Texto fornecido>
######

PARECER n. 00607/2018/CONJUR-MD/CGU/AGU

 

NUP: 00688.000596/2017-12 (REF. 00557.000974/2016-72)

INTERESSADOS: ANA MARTINA E OUTROS

ASSUNTOS: SISTEMA REMUNERATÓRIO E BENEFÍCIOS

 

 
EMENTA: DIREITO ADMINISTRATIVO MILITAR. UNIFORMIZAÇÃO DE TESE INICIADA POR PROVOCAÇÃO DA PGU/AGU. DIVERGÊNCIA ACERCA DA NECESSIDADE OU NÃO DE PRÉVIO REGISTRO DE LEGALIDADE PELO TRIBUNAL DE CONTAS DA UNIÃO PARA FINS DE PAGAMENTO DE EXERCÍCIOS ANTERIORES RELATIVOS À PENSÃO MILITAR.
1. O direito de recebimento da pensão - sejam prestações vencidas ou vincendas - surge a partir do ato administrativo de concessão, em face da presunção de legitimidade de que este goza.
2. O registro de legalidade pelo TCU, nos termos do art. 71, III, da CF, além de englobar a análise de legalidade do ato como um todo, é feito em sede de controle externo de legalidade, não tendo o condão de suspender os efeitos do ato administrativo de concessão de pensão.

######

Linhas de dados>
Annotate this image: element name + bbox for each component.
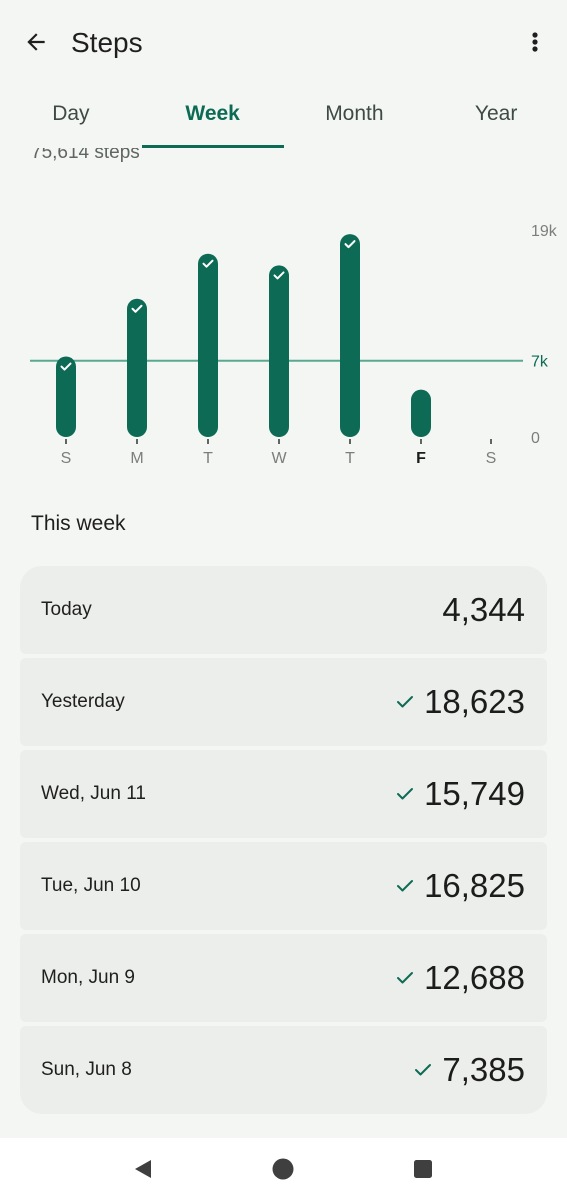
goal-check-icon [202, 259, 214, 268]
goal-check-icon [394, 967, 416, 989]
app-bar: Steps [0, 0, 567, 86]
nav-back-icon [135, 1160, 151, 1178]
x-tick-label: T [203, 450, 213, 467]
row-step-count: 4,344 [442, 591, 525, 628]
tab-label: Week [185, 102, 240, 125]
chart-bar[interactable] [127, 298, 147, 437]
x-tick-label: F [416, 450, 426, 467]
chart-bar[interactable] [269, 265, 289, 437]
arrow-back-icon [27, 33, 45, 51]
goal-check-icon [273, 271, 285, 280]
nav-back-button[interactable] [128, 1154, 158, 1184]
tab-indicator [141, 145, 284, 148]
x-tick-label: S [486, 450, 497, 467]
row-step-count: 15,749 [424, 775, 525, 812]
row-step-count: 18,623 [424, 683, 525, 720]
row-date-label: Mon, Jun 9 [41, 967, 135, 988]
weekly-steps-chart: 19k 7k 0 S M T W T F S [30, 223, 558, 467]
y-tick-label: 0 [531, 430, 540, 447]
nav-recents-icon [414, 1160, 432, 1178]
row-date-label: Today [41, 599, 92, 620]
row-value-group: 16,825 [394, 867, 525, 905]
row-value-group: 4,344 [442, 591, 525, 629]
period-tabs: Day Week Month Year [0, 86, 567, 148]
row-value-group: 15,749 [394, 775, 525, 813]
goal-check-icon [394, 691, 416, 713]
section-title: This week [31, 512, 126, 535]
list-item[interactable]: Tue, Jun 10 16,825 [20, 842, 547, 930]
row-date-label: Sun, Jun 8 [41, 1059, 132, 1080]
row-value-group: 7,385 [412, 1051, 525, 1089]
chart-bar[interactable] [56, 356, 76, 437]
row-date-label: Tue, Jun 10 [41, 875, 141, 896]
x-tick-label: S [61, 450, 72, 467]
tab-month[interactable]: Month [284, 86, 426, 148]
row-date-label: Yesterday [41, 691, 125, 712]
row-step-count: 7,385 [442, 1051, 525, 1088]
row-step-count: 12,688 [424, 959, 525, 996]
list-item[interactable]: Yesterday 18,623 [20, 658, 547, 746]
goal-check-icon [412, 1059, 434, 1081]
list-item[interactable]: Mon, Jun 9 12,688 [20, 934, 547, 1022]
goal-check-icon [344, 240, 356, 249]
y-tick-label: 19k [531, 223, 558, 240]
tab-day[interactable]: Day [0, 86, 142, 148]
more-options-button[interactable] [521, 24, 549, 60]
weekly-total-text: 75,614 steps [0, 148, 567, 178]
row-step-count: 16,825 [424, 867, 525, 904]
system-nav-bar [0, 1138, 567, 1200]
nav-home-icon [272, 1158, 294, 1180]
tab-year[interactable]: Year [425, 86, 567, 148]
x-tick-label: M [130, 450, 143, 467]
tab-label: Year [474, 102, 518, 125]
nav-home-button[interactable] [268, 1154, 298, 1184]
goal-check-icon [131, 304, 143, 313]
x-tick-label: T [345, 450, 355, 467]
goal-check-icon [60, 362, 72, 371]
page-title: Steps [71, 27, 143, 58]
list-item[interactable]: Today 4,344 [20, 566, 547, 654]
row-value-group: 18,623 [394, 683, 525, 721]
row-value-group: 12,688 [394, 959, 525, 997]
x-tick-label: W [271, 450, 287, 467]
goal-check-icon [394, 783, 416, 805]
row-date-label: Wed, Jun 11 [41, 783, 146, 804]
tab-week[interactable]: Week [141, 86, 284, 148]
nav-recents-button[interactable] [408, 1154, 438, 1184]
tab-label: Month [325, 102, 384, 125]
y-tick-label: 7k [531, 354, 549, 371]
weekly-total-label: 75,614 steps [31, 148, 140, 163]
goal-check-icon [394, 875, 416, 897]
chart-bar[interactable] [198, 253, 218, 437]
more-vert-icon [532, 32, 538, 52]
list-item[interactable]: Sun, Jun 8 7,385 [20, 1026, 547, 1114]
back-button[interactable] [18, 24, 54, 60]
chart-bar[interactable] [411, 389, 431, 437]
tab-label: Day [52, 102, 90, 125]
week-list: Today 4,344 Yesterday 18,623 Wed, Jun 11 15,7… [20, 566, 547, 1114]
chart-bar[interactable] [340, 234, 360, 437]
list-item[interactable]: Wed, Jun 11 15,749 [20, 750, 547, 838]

######

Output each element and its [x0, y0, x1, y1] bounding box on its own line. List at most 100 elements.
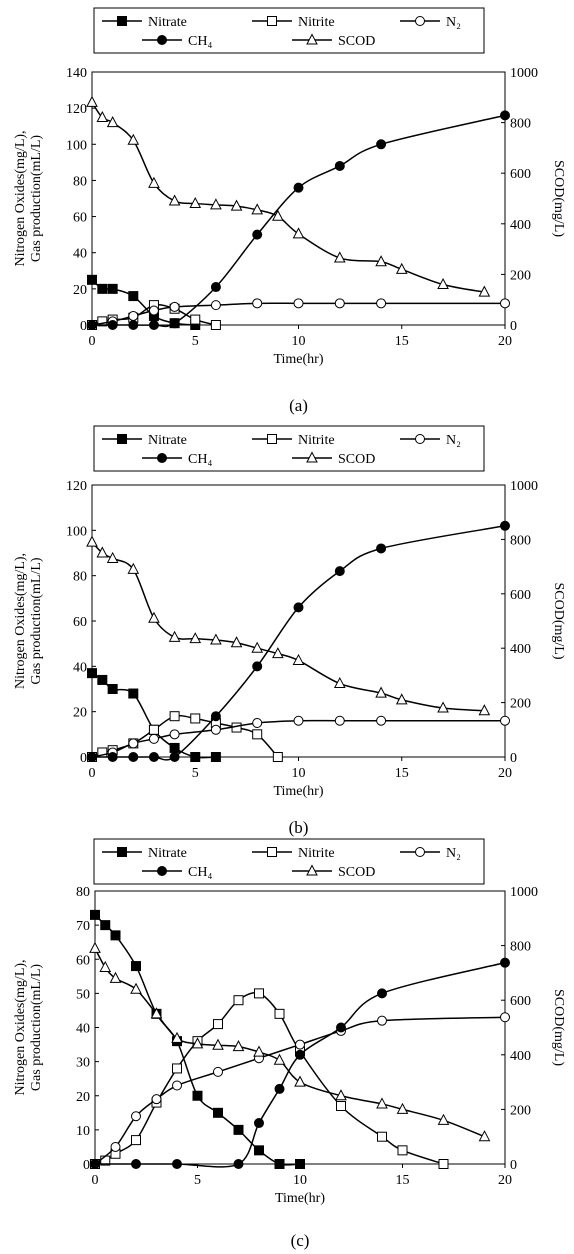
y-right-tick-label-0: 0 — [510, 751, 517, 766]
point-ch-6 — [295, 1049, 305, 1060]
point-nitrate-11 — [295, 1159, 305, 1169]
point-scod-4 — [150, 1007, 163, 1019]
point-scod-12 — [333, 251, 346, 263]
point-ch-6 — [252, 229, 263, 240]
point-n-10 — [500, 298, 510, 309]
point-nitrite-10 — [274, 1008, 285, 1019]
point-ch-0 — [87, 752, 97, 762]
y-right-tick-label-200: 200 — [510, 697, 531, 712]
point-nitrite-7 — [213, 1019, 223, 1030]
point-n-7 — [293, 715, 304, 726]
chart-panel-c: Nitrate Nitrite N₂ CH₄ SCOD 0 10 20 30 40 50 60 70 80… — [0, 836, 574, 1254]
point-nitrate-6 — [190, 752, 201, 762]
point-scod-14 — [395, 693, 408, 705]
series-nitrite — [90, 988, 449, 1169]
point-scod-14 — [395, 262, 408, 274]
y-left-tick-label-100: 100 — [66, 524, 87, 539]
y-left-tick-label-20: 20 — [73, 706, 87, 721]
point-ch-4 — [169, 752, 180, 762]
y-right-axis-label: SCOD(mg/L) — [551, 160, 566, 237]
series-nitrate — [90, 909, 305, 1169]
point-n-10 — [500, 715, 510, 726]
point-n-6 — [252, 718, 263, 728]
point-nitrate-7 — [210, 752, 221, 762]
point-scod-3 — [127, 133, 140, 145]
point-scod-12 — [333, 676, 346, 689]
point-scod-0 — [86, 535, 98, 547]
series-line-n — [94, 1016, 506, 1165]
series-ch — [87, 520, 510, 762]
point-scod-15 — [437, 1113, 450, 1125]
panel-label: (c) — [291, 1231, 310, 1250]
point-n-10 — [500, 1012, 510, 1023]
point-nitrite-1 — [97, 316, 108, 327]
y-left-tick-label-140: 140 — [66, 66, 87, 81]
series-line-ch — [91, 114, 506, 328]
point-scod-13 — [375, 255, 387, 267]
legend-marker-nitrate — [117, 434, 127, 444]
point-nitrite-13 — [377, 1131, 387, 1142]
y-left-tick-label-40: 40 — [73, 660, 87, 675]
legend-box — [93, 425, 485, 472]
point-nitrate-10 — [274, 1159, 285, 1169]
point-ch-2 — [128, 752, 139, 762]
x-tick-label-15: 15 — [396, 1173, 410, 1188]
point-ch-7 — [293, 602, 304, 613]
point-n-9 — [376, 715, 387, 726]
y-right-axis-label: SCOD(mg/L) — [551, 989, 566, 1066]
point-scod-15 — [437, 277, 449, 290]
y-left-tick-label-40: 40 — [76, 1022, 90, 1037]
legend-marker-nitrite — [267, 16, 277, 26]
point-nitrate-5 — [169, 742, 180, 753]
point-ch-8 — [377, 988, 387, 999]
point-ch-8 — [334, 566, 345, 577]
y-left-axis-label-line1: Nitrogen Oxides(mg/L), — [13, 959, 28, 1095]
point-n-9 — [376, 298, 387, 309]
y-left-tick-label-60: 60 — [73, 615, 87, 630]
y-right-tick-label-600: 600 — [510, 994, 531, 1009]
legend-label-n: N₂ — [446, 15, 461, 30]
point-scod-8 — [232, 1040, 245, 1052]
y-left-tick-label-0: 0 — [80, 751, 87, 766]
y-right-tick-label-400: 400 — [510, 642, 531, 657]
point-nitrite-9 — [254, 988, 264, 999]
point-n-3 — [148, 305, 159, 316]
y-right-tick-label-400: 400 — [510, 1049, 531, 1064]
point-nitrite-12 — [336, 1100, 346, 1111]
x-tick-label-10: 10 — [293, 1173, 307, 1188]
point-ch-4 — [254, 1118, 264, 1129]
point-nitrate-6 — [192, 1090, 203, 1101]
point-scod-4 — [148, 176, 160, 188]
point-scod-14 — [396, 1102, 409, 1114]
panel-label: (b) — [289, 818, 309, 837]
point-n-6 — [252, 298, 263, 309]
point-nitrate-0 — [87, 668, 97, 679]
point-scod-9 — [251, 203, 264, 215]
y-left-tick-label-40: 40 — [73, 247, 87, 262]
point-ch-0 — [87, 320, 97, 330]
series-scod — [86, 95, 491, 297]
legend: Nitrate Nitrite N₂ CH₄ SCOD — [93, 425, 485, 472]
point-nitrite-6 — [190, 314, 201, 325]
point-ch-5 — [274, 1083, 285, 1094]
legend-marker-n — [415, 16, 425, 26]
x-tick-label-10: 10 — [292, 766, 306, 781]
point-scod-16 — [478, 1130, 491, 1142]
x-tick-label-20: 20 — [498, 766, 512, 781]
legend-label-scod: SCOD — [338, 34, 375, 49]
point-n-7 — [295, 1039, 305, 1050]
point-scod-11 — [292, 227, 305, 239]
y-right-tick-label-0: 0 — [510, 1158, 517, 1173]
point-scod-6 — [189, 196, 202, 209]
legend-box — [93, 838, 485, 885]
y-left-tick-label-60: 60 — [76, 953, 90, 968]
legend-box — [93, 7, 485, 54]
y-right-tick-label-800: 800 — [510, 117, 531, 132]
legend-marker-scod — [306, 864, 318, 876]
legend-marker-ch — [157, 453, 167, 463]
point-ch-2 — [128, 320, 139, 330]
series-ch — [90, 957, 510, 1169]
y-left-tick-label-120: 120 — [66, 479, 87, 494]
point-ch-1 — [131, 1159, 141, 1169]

######

Exercício curto> Reproduza fielmente o trecho do parecer entre "1. O direito" e "concessão de pensão.", incluindo os dois extremos.

Resposta>
1. O direito de recebimento da pensão - sejam prestações vencidas ou vincendas - surge a partir do ato administrativo de concessão, em face da presunção de legitimidade de que este goza.
2. O registro de legalidade pelo TCU, nos termos do art. 71, III, da CF, além de englobar a análise de legalidade do ato como um todo, é feito em sede de controle externo de legalidade, não tendo o condão de suspender os efeitos do ato administrativo de concessão de pensão.